<<<<

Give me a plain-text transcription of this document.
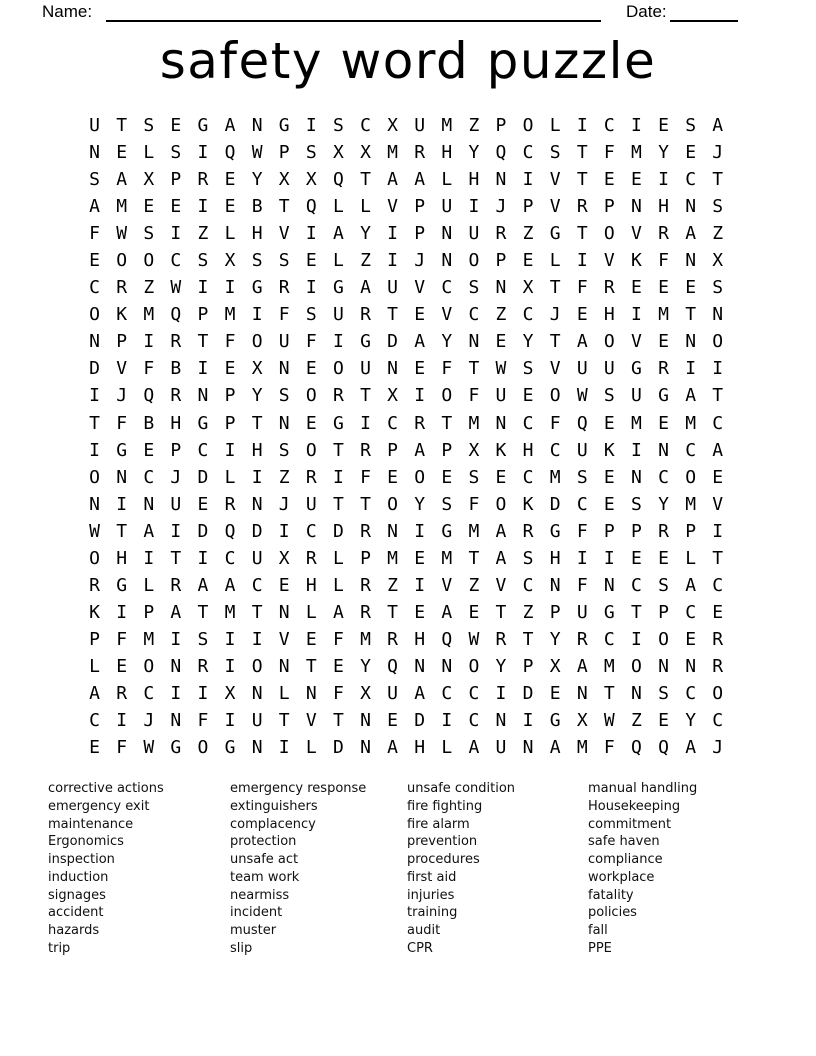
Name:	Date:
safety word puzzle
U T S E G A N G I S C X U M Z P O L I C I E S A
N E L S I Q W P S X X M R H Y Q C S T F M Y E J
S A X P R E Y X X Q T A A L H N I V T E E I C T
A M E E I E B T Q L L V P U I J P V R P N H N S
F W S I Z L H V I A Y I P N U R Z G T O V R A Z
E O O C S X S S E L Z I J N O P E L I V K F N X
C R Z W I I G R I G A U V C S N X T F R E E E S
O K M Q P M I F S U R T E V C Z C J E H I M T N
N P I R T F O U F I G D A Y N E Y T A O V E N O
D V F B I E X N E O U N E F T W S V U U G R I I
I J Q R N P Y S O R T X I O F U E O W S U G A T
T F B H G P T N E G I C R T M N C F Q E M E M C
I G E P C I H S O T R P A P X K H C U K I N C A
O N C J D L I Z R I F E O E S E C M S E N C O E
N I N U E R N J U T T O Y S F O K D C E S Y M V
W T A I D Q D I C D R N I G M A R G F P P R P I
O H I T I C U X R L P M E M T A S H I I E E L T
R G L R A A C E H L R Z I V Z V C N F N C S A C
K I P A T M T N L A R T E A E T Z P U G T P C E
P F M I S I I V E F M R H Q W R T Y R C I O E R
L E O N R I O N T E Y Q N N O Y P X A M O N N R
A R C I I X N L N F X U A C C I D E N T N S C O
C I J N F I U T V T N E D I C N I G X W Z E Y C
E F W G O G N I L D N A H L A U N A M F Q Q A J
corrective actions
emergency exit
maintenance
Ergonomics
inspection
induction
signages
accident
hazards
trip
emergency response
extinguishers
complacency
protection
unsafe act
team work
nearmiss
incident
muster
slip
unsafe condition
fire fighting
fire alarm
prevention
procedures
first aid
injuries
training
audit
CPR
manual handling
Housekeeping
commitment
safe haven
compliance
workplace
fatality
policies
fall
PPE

>>>>

TASK STATEMENT
All of the entries above should be duplicated exactly, except for the pictures.

WRITTEN ANSWER
Give me a plain-text transcription of this document.
Name:	Date:
safety word puzzle
U T S E G A N G I S C X U M Z P O L I C I E S A
N E L S I Q W P S X X M R H Y Q C S T F M Y E J
S A X P R E Y X X Q T A A L H N I V T E E I C T
A M E E I E B T Q L L V P U I J P V R P N H N S
F W S I Z L H V I A Y I P N U R Z G T O V R A Z
E O O C S X S S E L Z I J N O P E L I V K F N X
C R Z W I I G R I G A U V C S N X T F R E E E S
O K M Q P M I F S U R T E V C Z C J E H I M T N
N P I R T F O U F I G D A Y N E Y T A O V E N O
D V F B I E X N E O U N E F T W S V U U G R I I
I J Q R N P Y S O R T X I O F U E O W S U G A T
T F B H G P T N E G I C R T M N C F Q E M E M C
I G E P C I H S O T R P A P X K H C U K I N C A
O N C J D L I Z R I F E O E S E C M S E N C O E
N I N U E R N J U T T O Y S F O K D C E S Y M V
W T A I D Q D I C D R N I G M A R G F P P R P I
O H I T I C U X R L P M E M T A S H I I E E L T
R G L R A A C E H L R Z I V Z V C N F N C S A C
K I P A T M T N L A R T E A E T Z P U G T P C E
P F M I S I I V E F M R H Q W R T Y R C I O E R
L E O N R I O N T E Y Q N N O Y P X A M O N N R
A R C I I X N L N F X U A C C I D E N T N S C O
C I J N F I U T V T N E D I C N I G X W Z E Y C
E F W G O G N I L D N A H L A U N A M F Q Q A J
corrective actions
emergency exit
maintenance
Ergonomics
inspection
induction
signages
accident
hazards
trip
emergency response
extinguishers
complacency
protection
unsafe act
team work
nearmiss
incident
muster
slip
unsafe condition
fire fighting
fire alarm
prevention
procedures
first aid
injuries
training
audit
CPR
manual handling
Housekeeping
commitment
safe haven
compliance
workplace
fatality
policies
fall
PPE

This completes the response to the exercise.